■ **RECORDS TO PROCESS**:
○ ○ ○

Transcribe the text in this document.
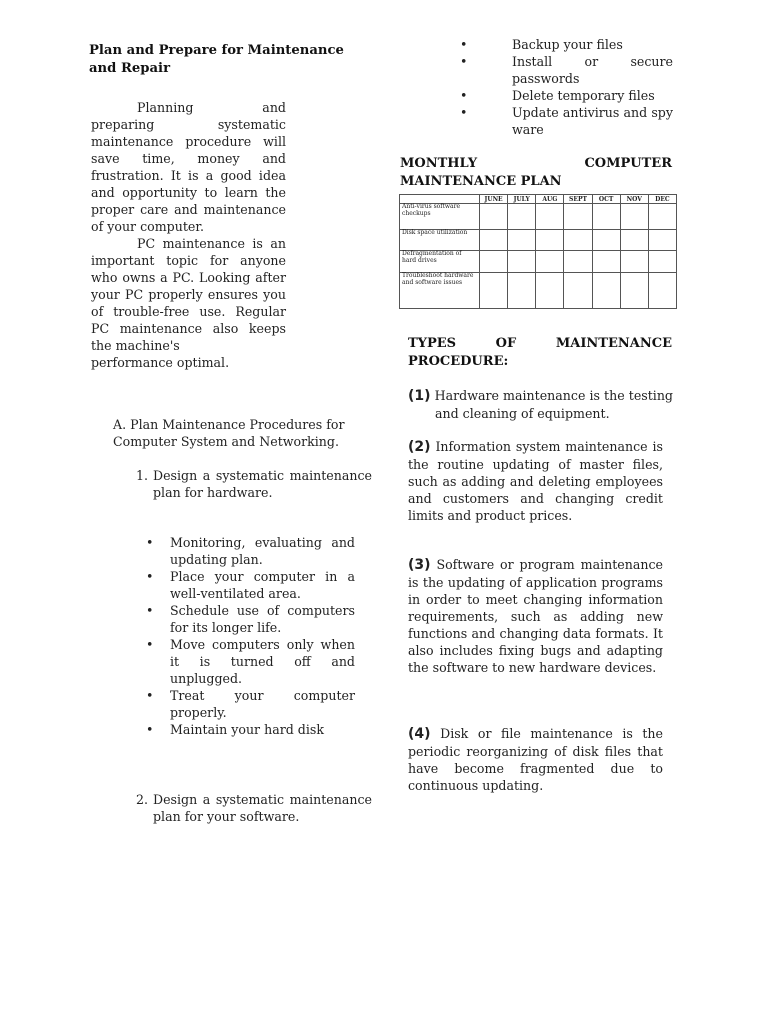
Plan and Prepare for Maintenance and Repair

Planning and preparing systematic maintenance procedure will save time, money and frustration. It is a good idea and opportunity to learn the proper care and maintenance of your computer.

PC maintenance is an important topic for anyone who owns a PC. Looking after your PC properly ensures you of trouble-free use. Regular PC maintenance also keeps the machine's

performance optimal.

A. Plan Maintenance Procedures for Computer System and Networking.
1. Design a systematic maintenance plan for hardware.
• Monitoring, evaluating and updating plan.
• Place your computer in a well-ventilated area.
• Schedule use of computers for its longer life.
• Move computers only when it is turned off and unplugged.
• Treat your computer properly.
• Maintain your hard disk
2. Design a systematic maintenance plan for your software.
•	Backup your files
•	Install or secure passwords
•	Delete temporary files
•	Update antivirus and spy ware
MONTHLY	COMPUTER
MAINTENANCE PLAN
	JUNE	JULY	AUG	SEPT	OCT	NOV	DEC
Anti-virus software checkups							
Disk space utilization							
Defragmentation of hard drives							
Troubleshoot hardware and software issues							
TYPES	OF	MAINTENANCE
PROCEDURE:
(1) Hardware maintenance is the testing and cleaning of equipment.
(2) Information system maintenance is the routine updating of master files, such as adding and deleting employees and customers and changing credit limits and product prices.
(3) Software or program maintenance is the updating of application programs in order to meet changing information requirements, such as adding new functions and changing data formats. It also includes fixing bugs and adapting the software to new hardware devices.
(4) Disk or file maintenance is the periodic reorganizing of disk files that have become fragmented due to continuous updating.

○ ○ ○

■ **EXERCISE GOAL**: This calls for each record above to be set down exactly, with the images skipped.

■ **ANSWER**:
Transcribe the text in this document.
Plan and Prepare for Maintenance and Repair

Planning and preparing systematic maintenance procedure will save time, money and frustration. It is a good idea and opportunity to learn the proper care and maintenance of your computer.

PC maintenance is an important topic for anyone who owns a PC. Looking after your PC properly ensures you of trouble-free use. Regular PC maintenance also keeps the machine's

performance optimal.

A. Plan Maintenance Procedures for Computer System and Networking.
1. Design a systematic maintenance plan for hardware.
• Monitoring, evaluating and updating plan.
• Place your computer in a well-ventilated area.
• Schedule use of computers for its longer life.
• Move computers only when it is turned off and unplugged.
• Treat your computer properly.
• Maintain your hard disk
2. Design a systematic maintenance plan for your software.
•	Backup your files
•	Install or secure passwords
•	Delete temporary files
•	Update antivirus and spy ware
MONTHLY	COMPUTER
MAINTENANCE PLAN
	JUNE	JULY	AUG	SEPT	OCT	NOV	DEC
Anti-virus software checkups							
Disk space utilization							
Defragmentation of hard drives							
Troubleshoot hardware and software issues							
TYPES	OF	MAINTENANCE
PROCEDURE:
(1) Hardware maintenance is the testing and cleaning of equipment.
(2) Information system maintenance is the routine updating of master files, such as adding and deleting employees and customers and changing credit limits and product prices.
(3) Software or program maintenance is the updating of application programs in order to meet changing information requirements, such as adding new functions and changing data formats. It also includes fixing bugs and adapting the software to new hardware devices.
(4) Disk or file maintenance is the periodic reorganizing of disk files that have become fragmented due to continuous updating.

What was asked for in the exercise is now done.